Exercise details:
Select all lines with the string "Steps" in them, and copy those lines.

Given data:

(begin)

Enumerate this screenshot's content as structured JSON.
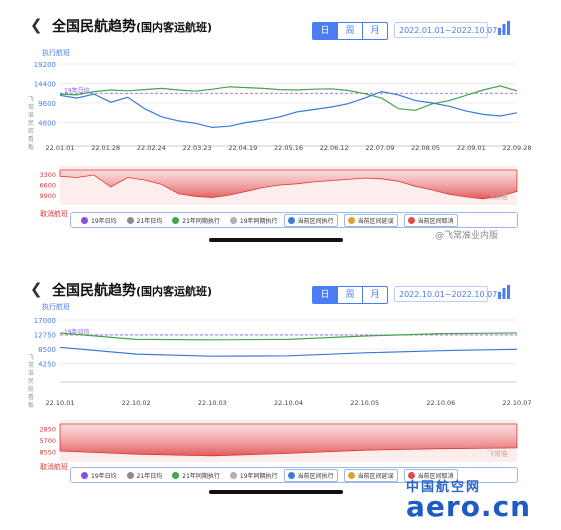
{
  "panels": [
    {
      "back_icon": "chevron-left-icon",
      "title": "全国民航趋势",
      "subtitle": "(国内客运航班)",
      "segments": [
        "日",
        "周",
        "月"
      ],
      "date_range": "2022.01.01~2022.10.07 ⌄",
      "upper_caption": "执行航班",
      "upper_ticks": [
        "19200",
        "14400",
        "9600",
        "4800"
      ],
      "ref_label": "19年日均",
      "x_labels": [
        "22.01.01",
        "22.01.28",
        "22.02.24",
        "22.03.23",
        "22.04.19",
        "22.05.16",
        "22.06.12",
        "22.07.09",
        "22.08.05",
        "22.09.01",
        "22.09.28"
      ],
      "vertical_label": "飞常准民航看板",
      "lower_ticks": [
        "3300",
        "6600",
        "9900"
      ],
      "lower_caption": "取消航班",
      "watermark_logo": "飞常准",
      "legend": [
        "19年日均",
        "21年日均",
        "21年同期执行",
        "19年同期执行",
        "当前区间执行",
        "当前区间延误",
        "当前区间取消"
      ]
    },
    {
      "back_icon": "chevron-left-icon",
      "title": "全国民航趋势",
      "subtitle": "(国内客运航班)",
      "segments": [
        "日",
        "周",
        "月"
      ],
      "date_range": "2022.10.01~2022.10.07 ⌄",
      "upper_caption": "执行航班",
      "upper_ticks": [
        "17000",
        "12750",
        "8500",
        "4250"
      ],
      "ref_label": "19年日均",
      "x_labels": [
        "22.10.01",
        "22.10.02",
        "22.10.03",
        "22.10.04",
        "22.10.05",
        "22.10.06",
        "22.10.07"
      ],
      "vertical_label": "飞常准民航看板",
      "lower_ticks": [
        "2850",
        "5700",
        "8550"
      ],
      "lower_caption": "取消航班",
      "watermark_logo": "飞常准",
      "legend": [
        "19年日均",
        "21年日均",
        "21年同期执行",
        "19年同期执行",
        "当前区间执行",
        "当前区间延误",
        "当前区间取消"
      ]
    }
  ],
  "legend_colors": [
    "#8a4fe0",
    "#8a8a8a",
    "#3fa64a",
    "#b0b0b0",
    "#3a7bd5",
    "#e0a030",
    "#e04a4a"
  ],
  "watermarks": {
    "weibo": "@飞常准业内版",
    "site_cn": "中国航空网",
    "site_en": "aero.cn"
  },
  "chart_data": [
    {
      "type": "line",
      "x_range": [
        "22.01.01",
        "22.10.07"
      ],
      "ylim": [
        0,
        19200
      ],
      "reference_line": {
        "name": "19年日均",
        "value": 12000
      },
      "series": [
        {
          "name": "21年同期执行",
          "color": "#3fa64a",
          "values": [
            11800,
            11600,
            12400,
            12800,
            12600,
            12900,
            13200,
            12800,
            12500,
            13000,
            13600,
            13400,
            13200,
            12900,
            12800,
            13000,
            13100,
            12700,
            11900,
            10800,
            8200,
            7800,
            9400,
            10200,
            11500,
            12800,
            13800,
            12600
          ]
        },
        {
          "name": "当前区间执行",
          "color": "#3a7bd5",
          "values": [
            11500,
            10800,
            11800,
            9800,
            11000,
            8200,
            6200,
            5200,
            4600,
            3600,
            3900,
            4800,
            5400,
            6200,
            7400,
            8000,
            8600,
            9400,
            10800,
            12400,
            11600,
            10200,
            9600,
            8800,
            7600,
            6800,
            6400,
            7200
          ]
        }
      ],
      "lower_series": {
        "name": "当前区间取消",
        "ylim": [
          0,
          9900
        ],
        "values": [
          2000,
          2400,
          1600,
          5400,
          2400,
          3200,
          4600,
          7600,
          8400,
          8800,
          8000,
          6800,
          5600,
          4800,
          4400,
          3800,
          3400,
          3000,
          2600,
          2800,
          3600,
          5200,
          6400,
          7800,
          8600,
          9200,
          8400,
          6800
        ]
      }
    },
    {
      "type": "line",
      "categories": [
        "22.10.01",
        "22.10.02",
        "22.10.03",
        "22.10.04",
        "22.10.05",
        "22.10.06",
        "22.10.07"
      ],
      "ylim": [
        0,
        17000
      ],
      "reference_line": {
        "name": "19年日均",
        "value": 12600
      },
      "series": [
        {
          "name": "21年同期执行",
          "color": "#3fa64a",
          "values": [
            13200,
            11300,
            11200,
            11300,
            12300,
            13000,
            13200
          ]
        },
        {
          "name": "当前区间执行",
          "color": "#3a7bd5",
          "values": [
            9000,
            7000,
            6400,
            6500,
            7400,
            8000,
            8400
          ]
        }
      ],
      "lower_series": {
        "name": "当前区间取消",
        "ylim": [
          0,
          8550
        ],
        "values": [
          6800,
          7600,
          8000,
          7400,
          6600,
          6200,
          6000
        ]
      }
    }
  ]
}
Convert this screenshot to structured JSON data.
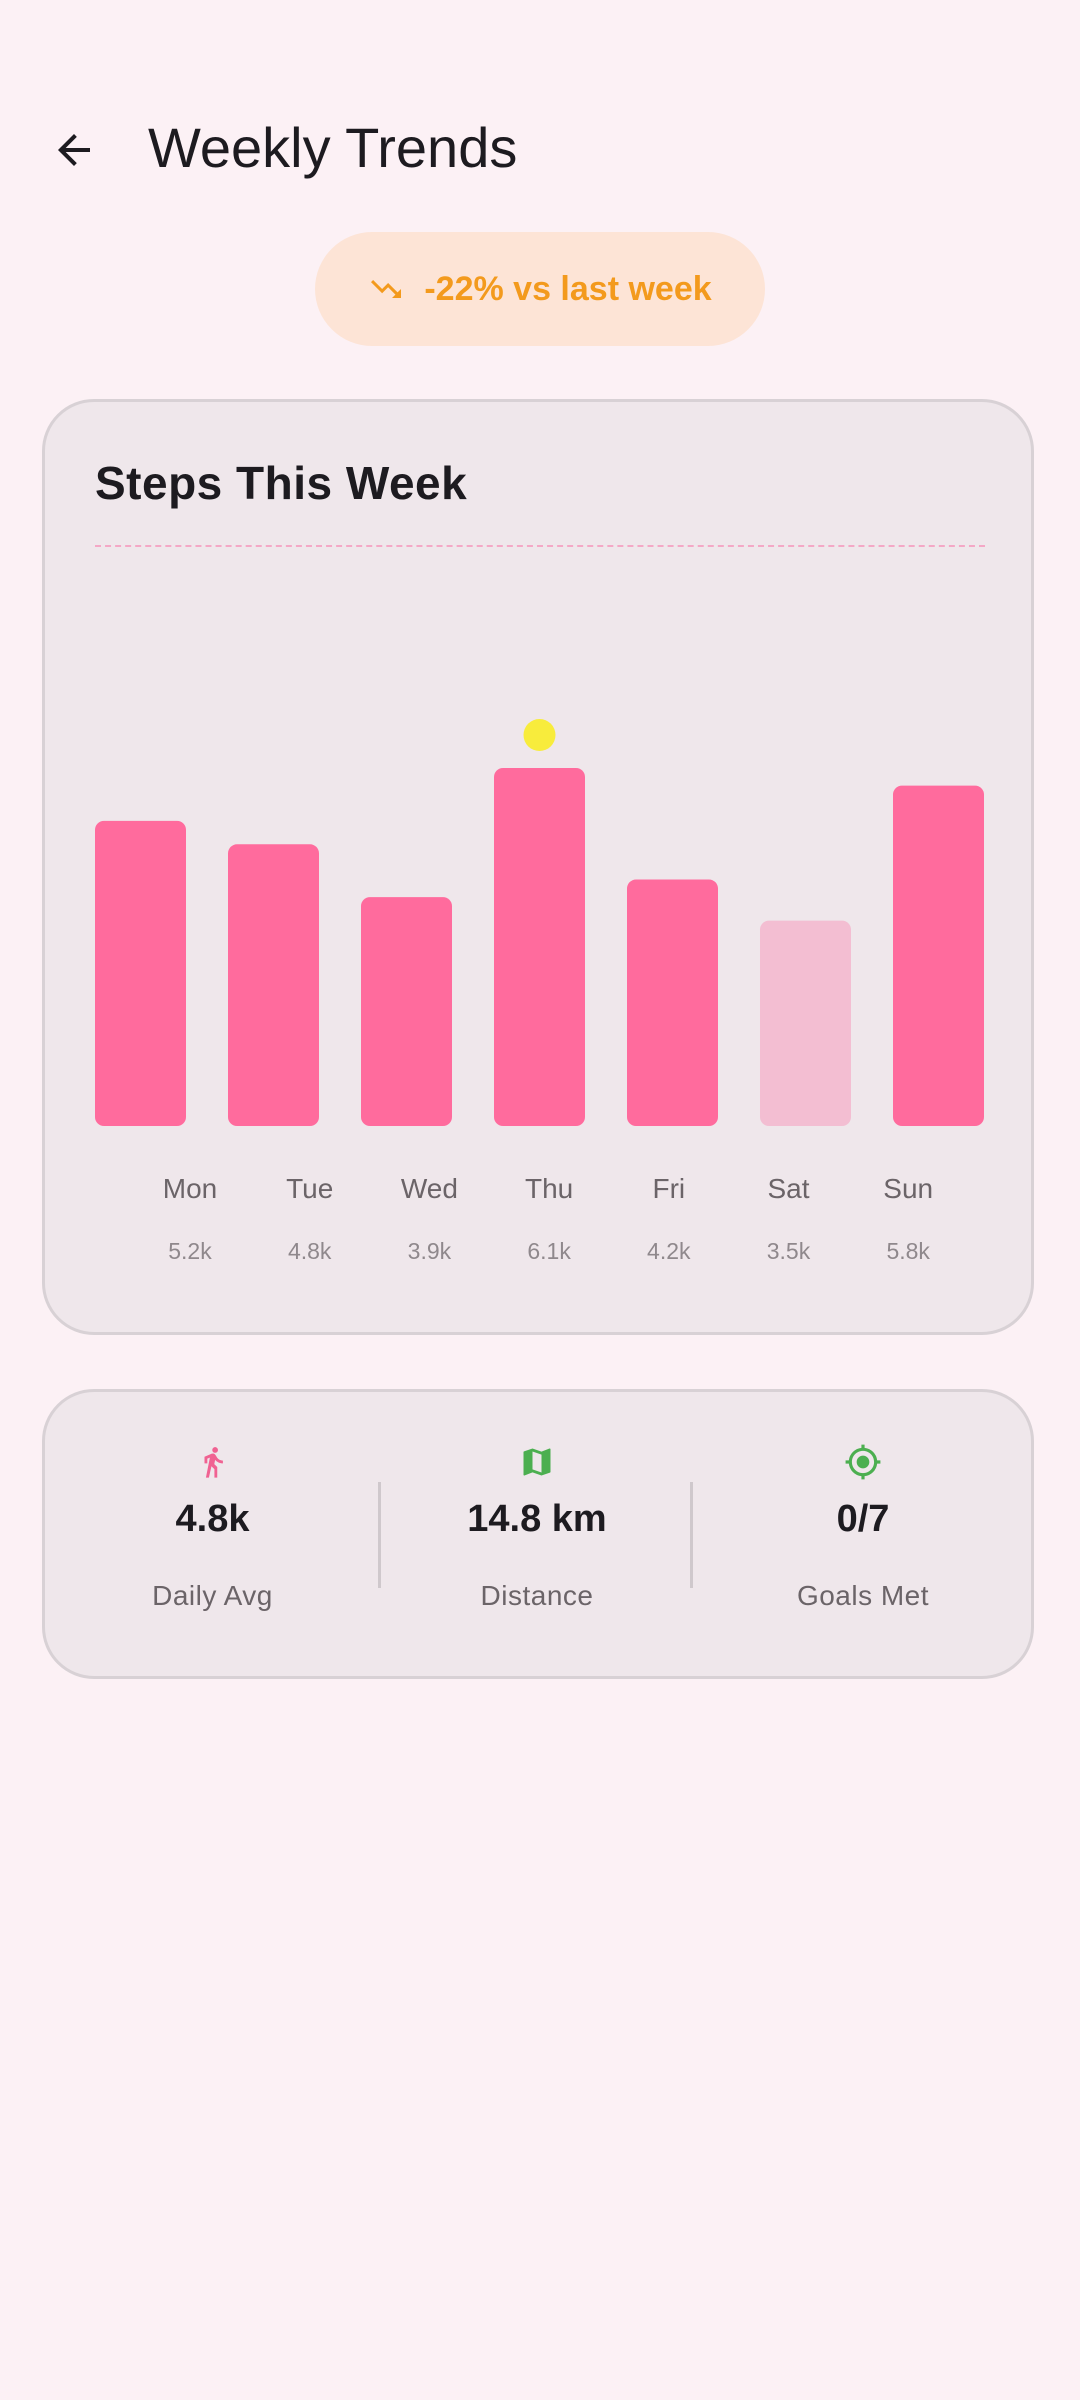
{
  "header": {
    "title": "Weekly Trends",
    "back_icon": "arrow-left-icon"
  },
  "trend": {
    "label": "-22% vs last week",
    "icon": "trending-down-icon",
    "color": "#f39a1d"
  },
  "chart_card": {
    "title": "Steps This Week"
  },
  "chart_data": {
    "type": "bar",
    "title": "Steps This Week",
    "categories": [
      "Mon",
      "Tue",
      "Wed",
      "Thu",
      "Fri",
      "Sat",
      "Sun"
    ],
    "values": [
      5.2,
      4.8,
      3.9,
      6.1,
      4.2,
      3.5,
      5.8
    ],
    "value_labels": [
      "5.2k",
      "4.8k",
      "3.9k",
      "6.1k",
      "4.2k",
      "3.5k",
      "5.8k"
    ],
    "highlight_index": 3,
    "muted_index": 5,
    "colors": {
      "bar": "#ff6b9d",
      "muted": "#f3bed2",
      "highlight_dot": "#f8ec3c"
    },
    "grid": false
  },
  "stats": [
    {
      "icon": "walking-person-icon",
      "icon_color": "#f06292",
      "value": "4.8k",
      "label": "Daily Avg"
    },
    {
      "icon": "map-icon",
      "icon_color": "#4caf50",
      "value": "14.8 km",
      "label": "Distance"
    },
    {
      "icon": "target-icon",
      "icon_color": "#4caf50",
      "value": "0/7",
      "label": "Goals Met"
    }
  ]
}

(end)
(begin)

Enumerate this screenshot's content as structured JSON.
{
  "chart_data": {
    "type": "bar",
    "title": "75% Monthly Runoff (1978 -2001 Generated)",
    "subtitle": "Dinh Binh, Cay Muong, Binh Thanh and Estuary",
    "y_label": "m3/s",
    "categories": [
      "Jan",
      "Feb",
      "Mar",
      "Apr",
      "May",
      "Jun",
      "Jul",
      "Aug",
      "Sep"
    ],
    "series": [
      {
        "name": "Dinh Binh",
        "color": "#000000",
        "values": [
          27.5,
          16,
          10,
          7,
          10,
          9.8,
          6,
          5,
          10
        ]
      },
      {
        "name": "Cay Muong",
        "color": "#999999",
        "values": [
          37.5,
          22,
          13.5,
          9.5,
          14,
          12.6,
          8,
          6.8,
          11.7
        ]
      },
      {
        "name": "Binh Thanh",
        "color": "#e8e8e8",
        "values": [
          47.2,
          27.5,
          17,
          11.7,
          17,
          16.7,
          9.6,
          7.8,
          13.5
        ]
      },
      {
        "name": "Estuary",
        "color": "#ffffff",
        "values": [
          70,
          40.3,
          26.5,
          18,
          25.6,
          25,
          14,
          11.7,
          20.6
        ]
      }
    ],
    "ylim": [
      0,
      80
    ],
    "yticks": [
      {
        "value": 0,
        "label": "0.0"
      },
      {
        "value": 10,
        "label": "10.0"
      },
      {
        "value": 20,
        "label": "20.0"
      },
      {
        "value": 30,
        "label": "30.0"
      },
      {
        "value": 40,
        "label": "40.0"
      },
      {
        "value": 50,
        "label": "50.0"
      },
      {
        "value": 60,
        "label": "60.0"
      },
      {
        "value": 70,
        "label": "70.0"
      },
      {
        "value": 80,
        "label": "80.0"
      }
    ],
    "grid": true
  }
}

(end)

Output of the task:
    "title": "Steps This Week"
    "title": "Steps This Week",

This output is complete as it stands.